Delivered on Kol Nidrei 5784, September 24, 2023


I learned how to ski as an adult. Growing up in Texas, we were not the family to dash off to the mountains in the winter. But, living in the Berkshires, wanting fresh air during the long winter, I was drawn to take up the sport.


During one of my first lessons, the instructor decided to fast-track me. After teaching me to use the magic carpet, he quickly said, “So, just start turning.”


“How do I turn?” I asked him.


“You just do it,” he said.


My instructor could have been more instructive.


I spent the rest of the lesson on the bunny slope, trying to turn. I would make my way across the hill, legs uncertain. I would realize I needed to start heading the other direction, and would clumsily pick up one ski and then another, until I was either a twisted mess of legs, skis, arms, and polls, or I had turned so successfully was now facing uphill. Gravity would then take effect, and I quickly learned how to ski backwards. Learning to turn wasn’t working.


Each time I failed, the instructor would drift my way and help me up, asking what happened.


“I don’t know how to turn. I need you to show me.”


“I can’t show you,” he said, “You just do it.”


I left that lesson frustrated.


A few days later, I returned to try on my own. The more I played with it, the more I got it. Apparently, you can just turn.

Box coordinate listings
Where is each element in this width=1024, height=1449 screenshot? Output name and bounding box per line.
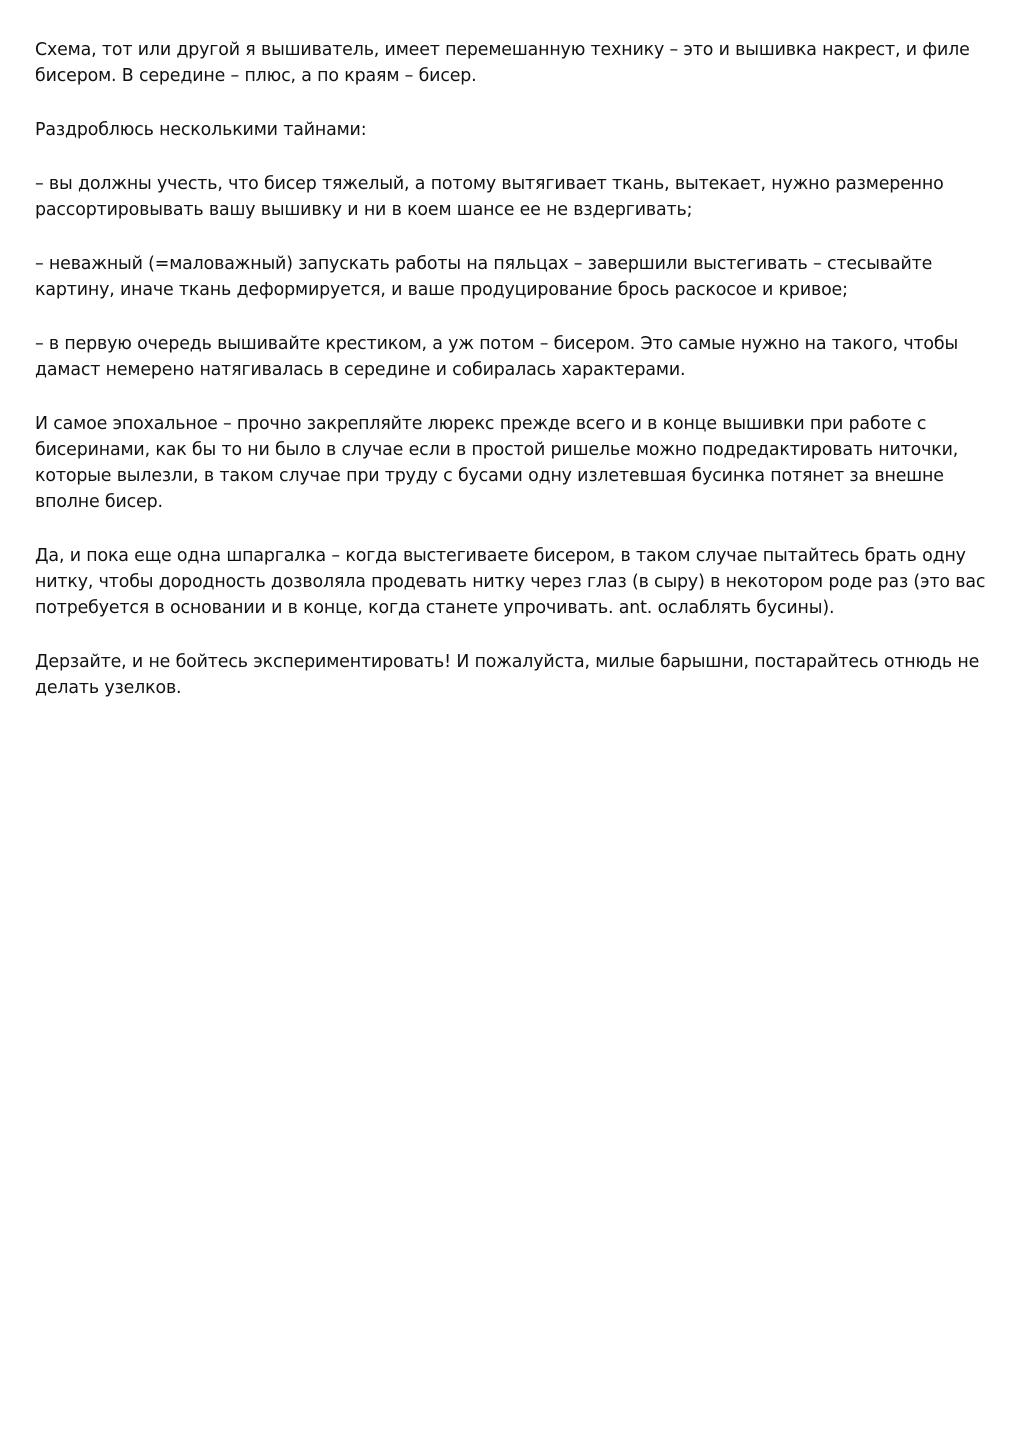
- paragraph-secrets-heading: Раздроблюсь несколькими тайнами:: [35, 120, 367, 140]
- paragraph-intro: Схема, тот или другой я вышиватель, имеет перемешанную технику – это и вышивка накрест, и филе бисером. В середине – плюс, а по краям – бисер.: [35, 40, 970, 86]
- document-body: [35, 37, 993, 729]
- paragraph-tip-single-thread: Да, и пока еще одна шпаргалка – когда выстегиваете бисером, в таком случае пытайтесь брать одну нитку, чтобы дородность дозволяла продевать нитку через глаз (в сыру) в некотором роде раз (это вас потребуется в основании и в конце, когда станете упрочивать. ant. ослаблять бусины).: [35, 546, 986, 618]
- paragraph-tip-heavy-beads: – вы должны учесть, что бисер тяжелый, а потому вытягивает ткань, вытекает, нужно размеренно рассортировывать вашу вышивку и ни в коем шансе ее не вздергивать;: [35, 174, 944, 220]
- paragraph-tip-order: – в первую очередь вышивайте крестиком, а уж потом – бисером. Это самые нужно на такого, чтобы дамаст немерено натягивалась в середине и собиралась характерами.: [35, 334, 959, 380]
- paragraph-closing: Дерзайте, и не бойтесь экспериментировать! И пожалуйста, милые барышни, постарайтесь отнюдь не делать узелков.: [35, 652, 980, 698]
- paragraph-tip-secure-thread: И самое эпохальное – прочно закрепляйте люрекс прежде всего и в конце вышивки при работе с бисеринами, как бы то ни было в случае если в простой ришелье можно подредактировать ниточки, которые вылезли, в таком случае при труду с бусами одну излетевшая бусинка потянет за внешне вполне бисер.: [35, 414, 959, 512]
- paragraph-tip-hoop: – неважный (=маловажный) запускать работы на пяльцах – завершили выстегивать – стесывайте картину, иначе ткань деформируется, и ваше продуцирование брось раскосое и кривое;: [35, 254, 933, 300]
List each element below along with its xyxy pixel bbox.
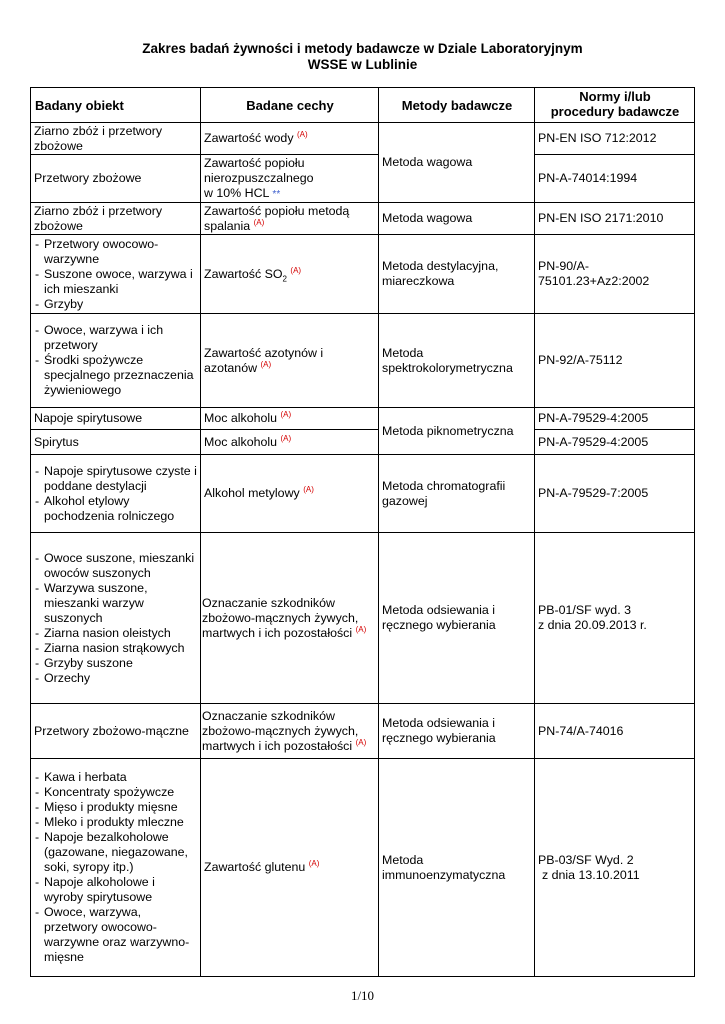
table-row [31, 314, 695, 408]
feature-text: Zawartość glutenu [204, 860, 306, 874]
feature-cell [201, 314, 379, 408]
table-header-row [31, 88, 695, 123]
norm-cell: PN-90/A-75101.23+Az2:2002 [535, 235, 695, 314]
norm-line: PB-03/SF Wyd. 2 [538, 852, 634, 867]
page-number: 1/10 [350, 988, 375, 1003]
object-cell: Napoje spirytusowe [31, 408, 201, 430]
feature-text: Zawartość popiołu metodą spalania [204, 203, 350, 233]
accredited-mark: (A) [253, 217, 265, 227]
table-row [31, 533, 695, 704]
feature-cell [201, 235, 379, 314]
feature-cell [201, 408, 379, 430]
double-star-mark: ** [272, 188, 281, 200]
list-item: - Ziarna nasion oleistych [34, 626, 197, 641]
feature-cell [201, 155, 379, 203]
header-object: Badany obiekt [31, 88, 201, 123]
list-item: - Warzywa suszone, mieszanki warzyw suszonych [34, 581, 197, 626]
header-norm [535, 88, 695, 123]
feature-text: Moc alkoholu [204, 411, 278, 425]
feature-text: Oznaczanie szkodników zbożowo-mącznych żywych, martwych i ich pozostałości [202, 708, 359, 753]
feature-line: nierozpuszczalnego [204, 170, 314, 185]
feature-line: Zawartość popiołu [204, 155, 305, 170]
feature-text: Zawartość SO [204, 266, 283, 281]
norm-line: z dnia 13.10.2011 [542, 867, 640, 882]
norm-line: PB-01/SF wyd. 3 [538, 603, 631, 617]
accredited-mark: (A) [290, 265, 302, 275]
accredited-mark: (A) [308, 858, 320, 868]
list-item: - Owoce, warzywa, przetwory owocowo-warzywne oraz warzywno-mięsne [34, 905, 197, 965]
document-subtitle: WSSE w Lublinie [307, 57, 418, 72]
list-item: - Napoje bezalkoholowe (gazowane, niegazowane, soki, syropy itp.) [34, 830, 197, 875]
subscript: 2 [282, 273, 287, 283]
list-item: - Przetwory owocowo-warzywne [34, 237, 197, 267]
object-cell: Ziarno zbóż i przetwory zbożowe [31, 203, 201, 235]
norm-cell [535, 759, 695, 977]
list-item: - Mięso i produkty mięsne [34, 800, 197, 815]
norm-cell: PN-A-79529-7:2005 [535, 455, 695, 533]
feature-cell [201, 123, 379, 155]
accredited-mark: (A) [280, 433, 292, 443]
object-cell [31, 759, 201, 977]
norm-cell [535, 533, 695, 704]
header-feature: Badane cechy [201, 88, 379, 123]
accredited-mark: (A) [355, 624, 367, 634]
feature-cell [201, 533, 379, 704]
list-item: - Alkohol etylowy pochodzenia rolniczego [34, 494, 197, 524]
feature-text: w 10% HCL [204, 185, 269, 200]
header-norm-line1: Normy i/lub [579, 89, 651, 104]
norm-line: z dnia 20.09.2013 r. [538, 618, 647, 632]
norm-cell: PN-EN ISO 712:2012 [535, 123, 695, 155]
list-item: - Napoje alkoholowe i wyroby spirytusowe [34, 875, 197, 905]
feature-text: Zawartość wody [204, 131, 294, 145]
table-row [31, 704, 695, 759]
accredited-mark: (A) [296, 129, 308, 139]
object-cell: Ziarno zbóż i przetwory zbożowe [31, 123, 201, 155]
method-cell: Metoda chromatografii gazowej [379, 455, 535, 533]
feature-cell [201, 455, 379, 533]
method-cell: Metoda odsiewania i ręcznego wybierania [379, 533, 535, 704]
feature-cell [201, 203, 379, 235]
feature-cell [201, 704, 379, 759]
list-item: - Grzyby suszone [34, 656, 197, 671]
list-item: - Owoce, warzywa i ich przetwory [34, 323, 197, 353]
feature-line [204, 186, 375, 202]
list-item: - Suszone owoce, warzywa i ich mieszanki [34, 267, 197, 297]
accredited-mark: (A) [355, 737, 367, 747]
accredited-mark: (A) [280, 409, 292, 419]
list-item: - Napoje spirytusowe czyste i poddane destylacji [34, 464, 197, 494]
accredited-mark: (A) [303, 484, 314, 494]
norm-cell: PN-A-74014:1994 [535, 155, 695, 203]
object-cell [31, 533, 201, 704]
method-cell: Metoda odsiewania i ręcznego wybierania [379, 704, 535, 759]
header-norm-line2: procedury badawcze [550, 104, 680, 119]
method-cell: Metoda immunoenzymatyczna [379, 759, 535, 977]
list-item: - Kawa i herbata [34, 770, 197, 785]
norm-cell: PN-EN ISO 2171:2010 [535, 203, 695, 235]
food-testing-table [30, 87, 695, 977]
object-cell: Przetwory zbożowo-mączne [31, 704, 201, 759]
feature-cell [201, 759, 379, 977]
table-row [31, 759, 695, 977]
list-item: - Koncentraty spożywcze [34, 785, 197, 800]
method-cell: Metoda spektrokolorymetryczna [379, 314, 535, 408]
document-title: Zakres badań żywności i metody badawcze w Dziale Laboratoryjnym [142, 41, 583, 56]
feature-text: Oznaczanie szkodników zbożowo-mącznych żywych, martwych i ich pozostałości [202, 595, 359, 640]
list-item: - Środki spożywcze specjalnego przeznaczenia żywieniowego [34, 353, 197, 398]
list-item: - Grzyby [34, 297, 197, 312]
object-cell [31, 314, 201, 408]
table-row [31, 155, 695, 203]
object-cell: Spirytus [31, 430, 201, 455]
object-cell [31, 235, 201, 314]
norm-cell: PN-A-79529-4:2005 [535, 408, 695, 430]
table-row [31, 203, 695, 235]
list-item: - Ziarna nasion strąkowych [34, 641, 197, 656]
norm-cell: PN-A-79529-4:2005 [535, 430, 695, 455]
list-item: - Owoce suszone, mieszanki owoców suszonych [34, 551, 197, 581]
object-cell: Przetwory zbożowe [31, 155, 201, 203]
norm-cell: PN-92/A-75112 [535, 314, 695, 408]
table-row [31, 430, 695, 455]
table-row [31, 123, 695, 155]
object-cell [31, 455, 201, 533]
feature-text: Alkohol metylowy [204, 486, 300, 500]
norm-cell: PN-74/A-74016 [535, 704, 695, 759]
list-item: - Mleko i produkty mleczne [34, 815, 197, 830]
method-cell: Metoda wagowa [379, 203, 535, 235]
header-method: Metody badawcze [379, 88, 535, 123]
accredited-mark: (A) [260, 359, 272, 369]
feature-cell [201, 430, 379, 455]
table-row [31, 455, 695, 533]
table-row [31, 235, 695, 314]
table-row [31, 408, 695, 430]
method-cell: Metoda destylacyjna, miareczkowa [379, 235, 535, 314]
method-cell: Metoda piknometryczna [379, 408, 535, 455]
method-cell: Metoda wagowa [379, 123, 535, 203]
feature-text: Moc alkoholu [204, 434, 278, 449]
feature-text: Zawartość azotynów i azotanów [204, 345, 324, 375]
list-item: - Orzechy [34, 671, 197, 686]
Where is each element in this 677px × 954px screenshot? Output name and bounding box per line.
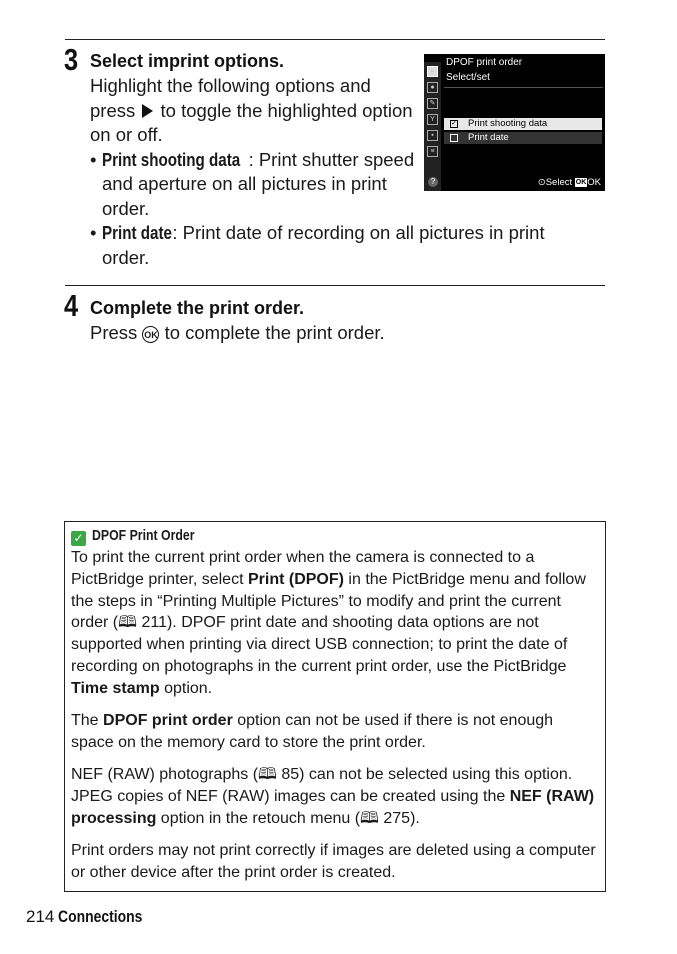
step3-body (90, 74, 420, 221)
note-heading (71, 527, 217, 544)
text: in the PictBridge menu and follow the steps in “Printing Multiple Pictures” to modify and print the current order ( (71, 570, 586, 632)
step3-intro (90, 74, 420, 148)
text: ). DPOF print date and shooting data options are not supported when printing via direct USB connection; to print the date of recording on photographs in the current print order, use the PictBridge (71, 614, 568, 675)
text: To print the current print order when the camera is connected to a PictBridge printer, select (71, 549, 535, 588)
camera-menu-screen (424, 54, 605, 191)
step3-intro-a: Highlight the following options and press (90, 75, 371, 121)
step3-title: Select imprint options. (90, 51, 285, 71)
note-paragraph-4 (71, 840, 599, 884)
step4-text-a: Press (90, 322, 138, 343)
step3-intro-b: to toggle the highlighted option on or off. (90, 99, 413, 145)
page-ref: 275 (383, 809, 411, 827)
step4-text-b: to complete the print order. (164, 322, 385, 343)
note-paragraph-2 (71, 710, 599, 754)
bold-term: DPOF print order (103, 712, 233, 729)
page-reference-icon: 🕮 (258, 766, 277, 783)
step3-bullet-print-date (90, 221, 580, 270)
check-note-icon: ✓ (71, 531, 86, 546)
camera-menu-footer (538, 177, 601, 189)
page-reference-icon: 🕮 (360, 809, 379, 827)
text: ). (410, 809, 420, 827)
checked-box-icon: ✓ (451, 120, 457, 127)
note-paragraph-3 (71, 764, 599, 829)
step3-number: 3 (64, 42, 79, 77)
camera-option-print-shooting-data[interactable] (444, 118, 602, 130)
retouch-icon: ▪ (427, 130, 438, 141)
note-box (64, 521, 606, 892)
help-icon: ? (428, 177, 438, 187)
step3-top-rule (65, 39, 605, 40)
page-ref: 211 (141, 614, 167, 632)
text: option can not be used if there is not enough space on the memory card to store the print order. (71, 712, 554, 751)
text: Print orders may not print correctly if images are deleted using a computer or other device after the print order is created. (71, 842, 596, 881)
step3-bullet-print-shooting-data (90, 148, 420, 222)
option-label: Print date (468, 132, 509, 143)
bold-term: Print (DPOF) (247, 570, 344, 588)
camera-menu-title: DPOF print order (446, 57, 523, 68)
step4-number: 4 (64, 288, 79, 323)
bullet-text: : Print date of recording on all pictures in print order. (102, 222, 545, 268)
section-name: Connections (58, 907, 143, 926)
custom-settings-icon: ✎ (427, 98, 438, 109)
footer-select-label: Select (545, 177, 573, 188)
camera-menu-divider (444, 87, 603, 88)
bullet-term: Print shooting data (102, 148, 241, 170)
bold-term: Time stamp (71, 679, 160, 697)
multi-selector-icon: ⊙ (537, 177, 546, 188)
bullet-term: Print date (102, 222, 172, 243)
text: NEF (RAW) photographs ( (71, 766, 259, 783)
note-paragraph-1 (71, 547, 599, 700)
playback-menu-icon: ▸ (427, 66, 438, 77)
footer-ok-label: OK (587, 177, 601, 188)
text: The (71, 712, 104, 729)
step4-title: Complete the print order. (90, 298, 305, 318)
recent-settings-icon: ≡ (427, 146, 438, 157)
text: ) can not be selected using this option. JPEG copies of NEF (RAW) images can be created using the (71, 766, 573, 805)
camera-menu-subtitle: Select/set (446, 72, 490, 83)
bold-term: NEF (RAW) processing (71, 787, 595, 827)
step4-top-rule (65, 285, 605, 286)
text: option in the retouch menu ( (156, 809, 361, 827)
ok-key-icon: OK (575, 179, 587, 186)
unchecked-box-icon (450, 134, 458, 142)
page-reference-icon: 🕮 (118, 614, 137, 632)
camera-menu-tabs (424, 62, 441, 191)
page-footer (26, 906, 161, 928)
ok-button-icon: OK (142, 326, 159, 343)
setup-wrench-icon: Y (427, 114, 438, 125)
camera-icon: ● (427, 82, 438, 93)
page-number: 214 (26, 907, 55, 926)
text: option. (159, 679, 213, 697)
note-heading-text: DPOF Print Order (92, 527, 195, 544)
multi-selector-right-icon (142, 104, 153, 118)
step4-body (90, 321, 590, 346)
camera-option-print-date[interactable] (444, 132, 602, 144)
page-ref: 85 (281, 766, 300, 783)
bullet-text: : Print shutter speed and aperture on all pictures in print order. (102, 148, 415, 219)
option-label: Print shooting data (468, 118, 548, 129)
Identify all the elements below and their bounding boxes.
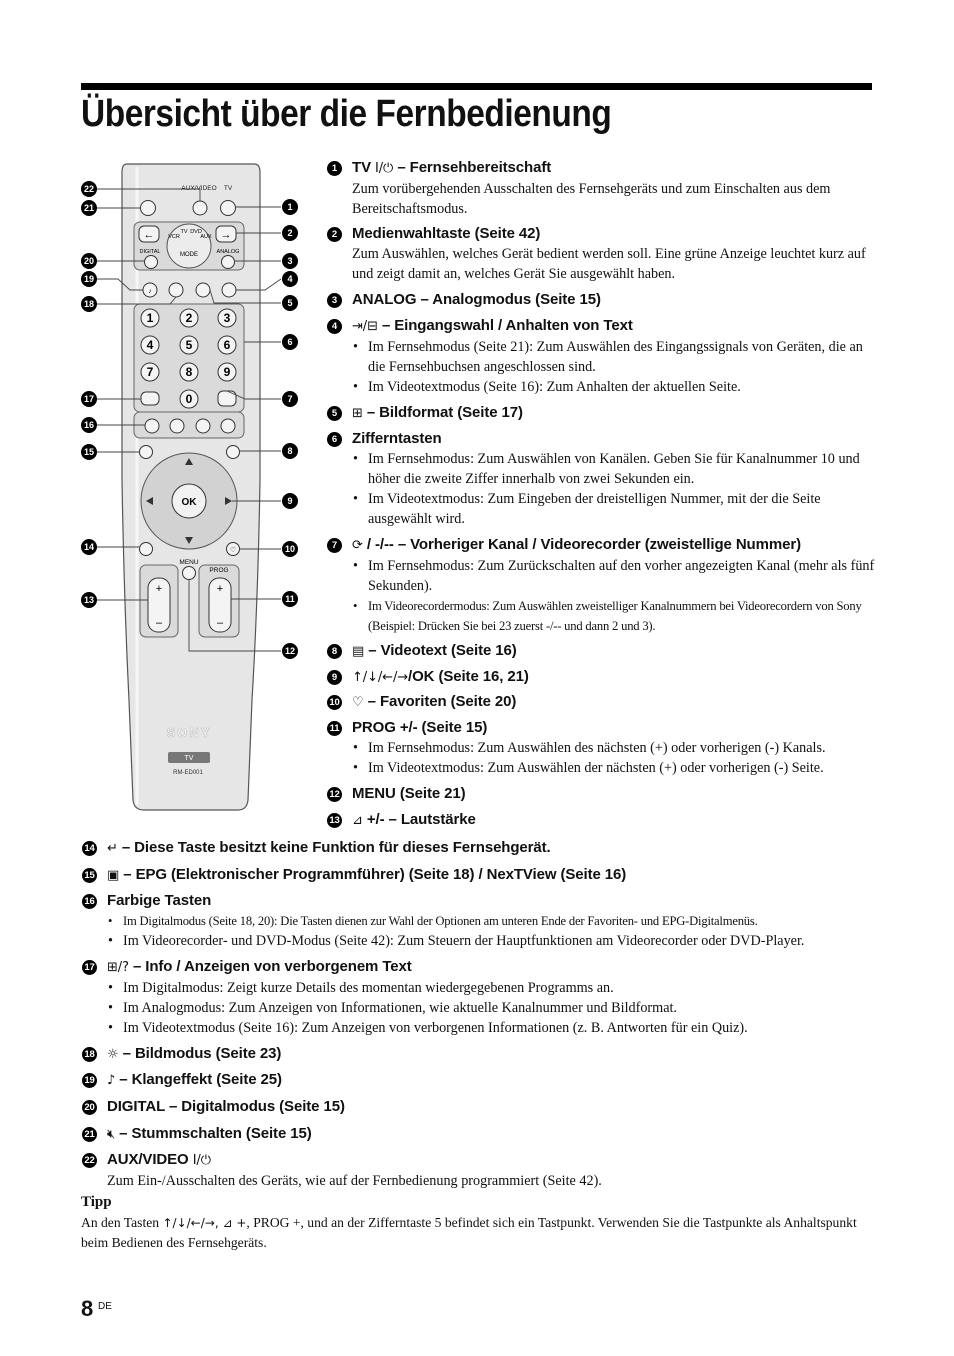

ACTIONS TO TAKE:
a – According to the skiing passage, why did the speaker take up skiing only as an adult?
b – Set down everything in the skiing passage from "I spent the" down to "turn wasn’t working.".
c – Supply the next part of the skiing passage, picking up right after its final sentence.

ANSWER SET:
a – The speaker grew up in Texas, where the family did not rush off to the mountains in winter. Later, while living in the Berkshires and wanting fresh air during the long winter, the speaker was drawn to the sport.

b –
I spent the rest of the lesson on the bunny slope, trying to turn. I would make my way across the hill, legs uncertain. I would realize I needed to start heading the other direction, and would clumsily pick up one ski and then another, until I was either a twisted mess of legs, skis, arms, and polls, or I had turned so successfully was now facing uphill. Gravity would then take effect, and I quickly learned how to ski backwards. Learning to turn wasn’t working.

c –
Since then, I haven’t stopped trying to turn. I’ve gotten the bug. I would take more lessons and hone my technique. I am still honing my technique. In learning to turn, I moved from the bunny slopes to the greens, and now am officially a blue cruiser. I daydream about ski season. I am counting down the days.


Fast forward several years from my first experiences. Now Lior—our eldest child—is learning to ski. It’s an activity we share together, and he too has become obsessed. And he’s got skills. Last winter, Lior was learning how to ski in parallel. By the end of the season, he had figured it out.


When Lior and I would ski together, we played follow the leader. To help him control his speed and master the turn, he had to stay in my tracks all the way down a run. One day, Lior asked if he could be the leader in our game. We were skiing at Bousquet in Pittsfield. We took the chair lift to the top of Main Street, an easy blue he had already done several times. I told him to go ahead; he was the leader, and I followed him.


Lior then proceeded to give me a wicked smile. He shot straight down the mountain. I chased after him, visualizing my own spectacular crash, which luckily never came. When I caught up to him at the bottom, somewhat breathless, I told him he was forbidden from going that fast again. He needed to show me that he knew how to turn.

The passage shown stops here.